* _THE REQUEST_:
Retype all material exactly. Pictures stay out of the copy.
=== SUPPLIED ENTRIES ===
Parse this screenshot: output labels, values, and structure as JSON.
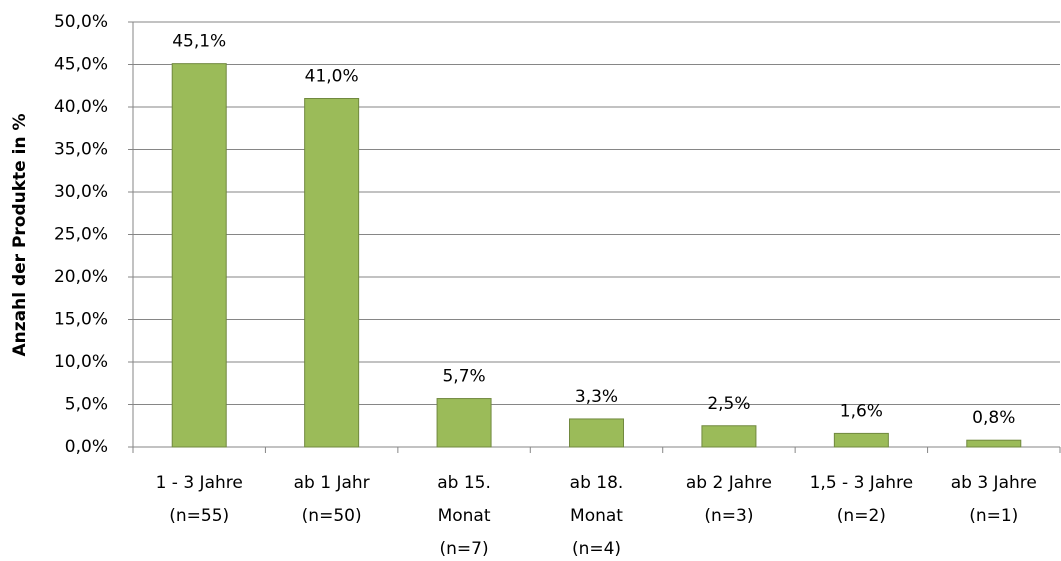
{
  "chart_data": {
    "type": "bar",
    "y_label": "Anzahl der Produkte in %",
    "categories": [
      [
        "1 - 3 Jahre",
        "(n=55)"
      ],
      [
        "ab 1 Jahr",
        "(n=50)"
      ],
      [
        "ab 15.",
        "Monat",
        "(n=7)"
      ],
      [
        "ab 18.",
        "Monat",
        "(n=4)"
      ],
      [
        "ab 2 Jahre",
        "(n=3)"
      ],
      [
        "1,5 - 3 Jahre",
        "(n=2)"
      ],
      [
        "ab 3 Jahre",
        "(n=1)"
      ]
    ],
    "values": [
      45.1,
      41.0,
      5.7,
      3.3,
      2.5,
      1.6,
      0.8
    ],
    "value_labels": [
      "45,1%",
      "41,0%",
      "5,7%",
      "3,3%",
      "2,5%",
      "1,6%",
      "0,8%"
    ],
    "color": "#9bbb59",
    "ylim": [
      0,
      50
    ],
    "yticks": [
      {
        "value": 0,
        "label": "0,0%"
      },
      {
        "value": 5,
        "label": "5,0%"
      },
      {
        "value": 10,
        "label": "10,0%"
      },
      {
        "value": 15,
        "label": "15,0%"
      },
      {
        "value": 20,
        "label": "20,0%"
      },
      {
        "value": 25,
        "label": "25,0%"
      },
      {
        "value": 30,
        "label": "30,0%"
      },
      {
        "value": 35,
        "label": "35,0%"
      },
      {
        "value": 40,
        "label": "40,0%"
      },
      {
        "value": 45,
        "label": "45,0%"
      },
      {
        "value": 50,
        "label": "50,0%"
      }
    ],
    "grid": true
  }
}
===
* _WORKED ANSWER_:
Parse this screenshot: output labels, values, and structure as JSON.
{
  "chart_data": {
    "type": "bar",
    "y_label": "Anzahl der Produkte in %",
    "categories": [
      [
        "1 - 3 Jahre",
        "(n=55)"
      ],
      [
        "ab 1 Jahr",
        "(n=50)"
      ],
      [
        "ab 15.",
        "Monat",
        "(n=7)"
      ],
      [
        "ab 18.",
        "Monat",
        "(n=4)"
      ],
      [
        "ab 2 Jahre",
        "(n=3)"
      ],
      [
        "1,5 - 3 Jahre",
        "(n=2)"
      ],
      [
        "ab 3 Jahre",
        "(n=1)"
      ]
    ],
    "values": [
      45.1,
      41.0,
      5.7,
      3.3,
      2.5,
      1.6,
      0.8
    ],
    "value_labels": [
      "45,1%",
      "41,0%",
      "5,7%",
      "3,3%",
      "2,5%",
      "1,6%",
      "0,8%"
    ],
    "color": "#9bbb59",
    "ylim": [
      0,
      50
    ],
    "yticks": [
      {
        "value": 0,
        "label": "0,0%"
      },
      {
        "value": 5,
        "label": "5,0%"
      },
      {
        "value": 10,
        "label": "10,0%"
      },
      {
        "value": 15,
        "label": "15,0%"
      },
      {
        "value": 20,
        "label": "20,0%"
      },
      {
        "value": 25,
        "label": "25,0%"
      },
      {
        "value": 30,
        "label": "30,0%"
      },
      {
        "value": 35,
        "label": "35,0%"
      },
      {
        "value": 40,
        "label": "40,0%"
      },
      {
        "value": 45,
        "label": "45,0%"
      },
      {
        "value": 50,
        "label": "50,0%"
      }
    ],
    "grid": true
  }
}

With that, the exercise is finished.